▼

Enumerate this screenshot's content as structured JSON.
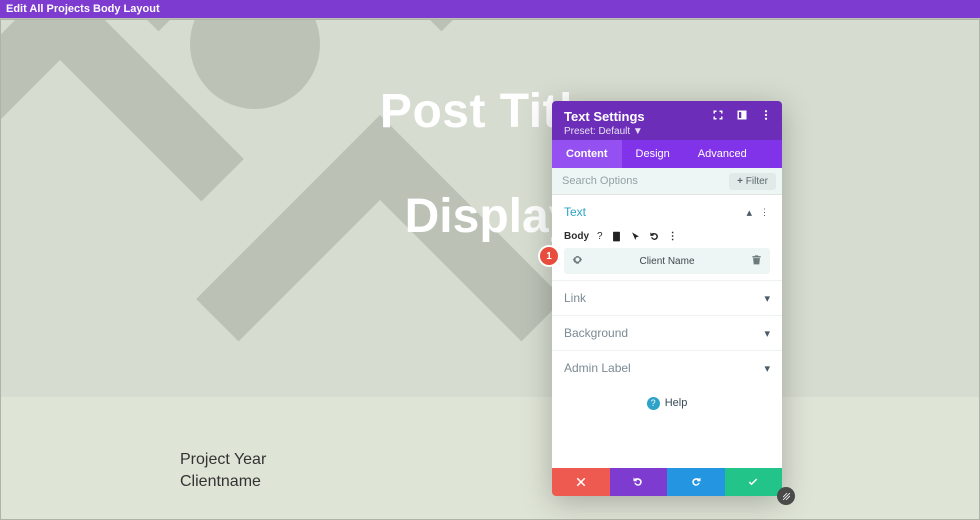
{
  "topbar": {
    "title": "Edit All Projects Body Layout"
  },
  "hero": {
    "title": "Post Title",
    "subtitle": "Display"
  },
  "meta": {
    "line1": "Project Year",
    "line2": "Clientname"
  },
  "badge": {
    "number": "1"
  },
  "panel": {
    "title": "Text Settings",
    "preset": "Preset: Default ▼",
    "tabs": {
      "content": "Content",
      "design": "Design",
      "advanced": "Advanced"
    },
    "search_placeholder": "Search Options",
    "filter_label": "Filter",
    "sections": {
      "text_label": "Text",
      "link_label": "Link",
      "background_label": "Background",
      "admin_label": "Admin Label"
    },
    "body": {
      "label": "Body",
      "field_name": "Client Name"
    },
    "help_label": "Help"
  }
}
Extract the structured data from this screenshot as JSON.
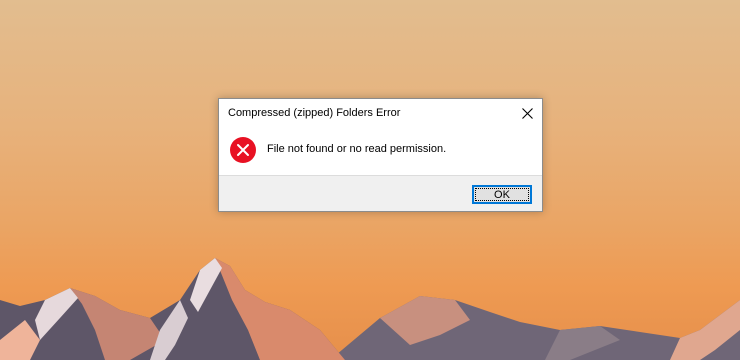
{
  "dialog": {
    "title": "Compressed (zipped) Folders Error",
    "message": "File not found or no read permission.",
    "ok_label": "OK",
    "close_icon": "close-icon",
    "status_icon": "error-icon"
  },
  "colors": {
    "error_red": "#e81123",
    "focus_blue": "#0078d7"
  }
}
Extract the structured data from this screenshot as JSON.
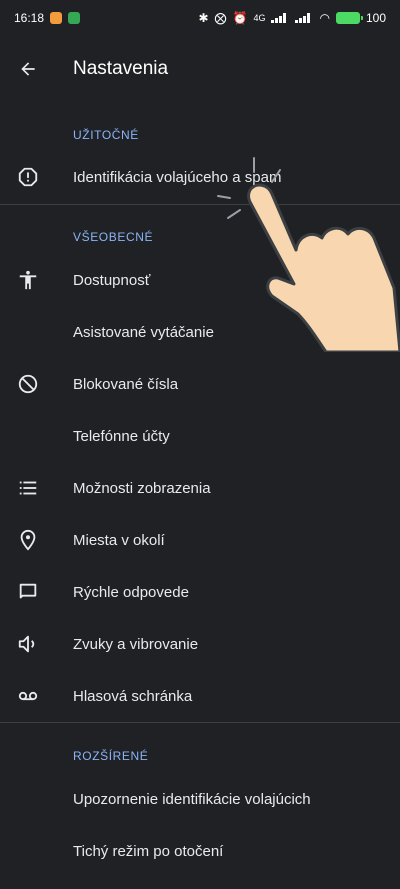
{
  "status_bar": {
    "time": "16:18",
    "network_badge": "4G",
    "battery_percent": "100"
  },
  "app_bar": {
    "title": "Nastavenia"
  },
  "sections": {
    "useful": {
      "header": "UŽITOČNÉ",
      "items": [
        {
          "label": "Identifikácia volajúceho a spam",
          "icon": "warning-circle-icon"
        }
      ]
    },
    "general": {
      "header": "VŠEOBECNÉ",
      "items": [
        {
          "label": "Dostupnosť",
          "icon": "accessibility-icon"
        },
        {
          "label": "Asistované vytáčanie",
          "icon": ""
        },
        {
          "label": "Blokované čísla",
          "icon": "block-icon"
        },
        {
          "label": "Telefónne účty",
          "icon": ""
        },
        {
          "label": "Možnosti zobrazenia",
          "icon": "list-icon"
        },
        {
          "label": "Miesta v okolí",
          "icon": "location-pin-icon"
        },
        {
          "label": "Rýchle odpovede",
          "icon": "chat-bubble-icon"
        },
        {
          "label": "Zvuky a vibrovanie",
          "icon": "speaker-icon"
        },
        {
          "label": "Hlasová schránka",
          "icon": "voicemail-icon"
        }
      ]
    },
    "advanced": {
      "header": "ROZŠÍRENÉ",
      "items": [
        {
          "label": "Upozornenie identifikácie volajúcich"
        },
        {
          "label": "Tichý režim po otočení"
        }
      ]
    }
  },
  "colors": {
    "background": "#202124",
    "accent": "#8ab4f8",
    "text": "#e8eaed",
    "divider": "#3c4043"
  }
}
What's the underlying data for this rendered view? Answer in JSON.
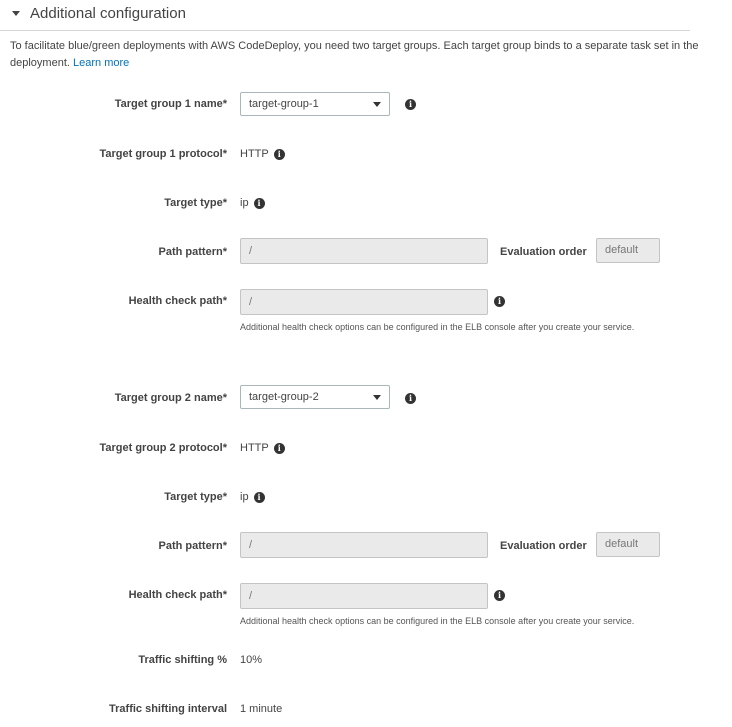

▲

In the entries above, identify every line with the word "header". Copy those lines.

      "header": "UŽITOČNÉ",
      "header": "VŠEOBECNÉ",
      "header": "ROZŠÍRENÉ",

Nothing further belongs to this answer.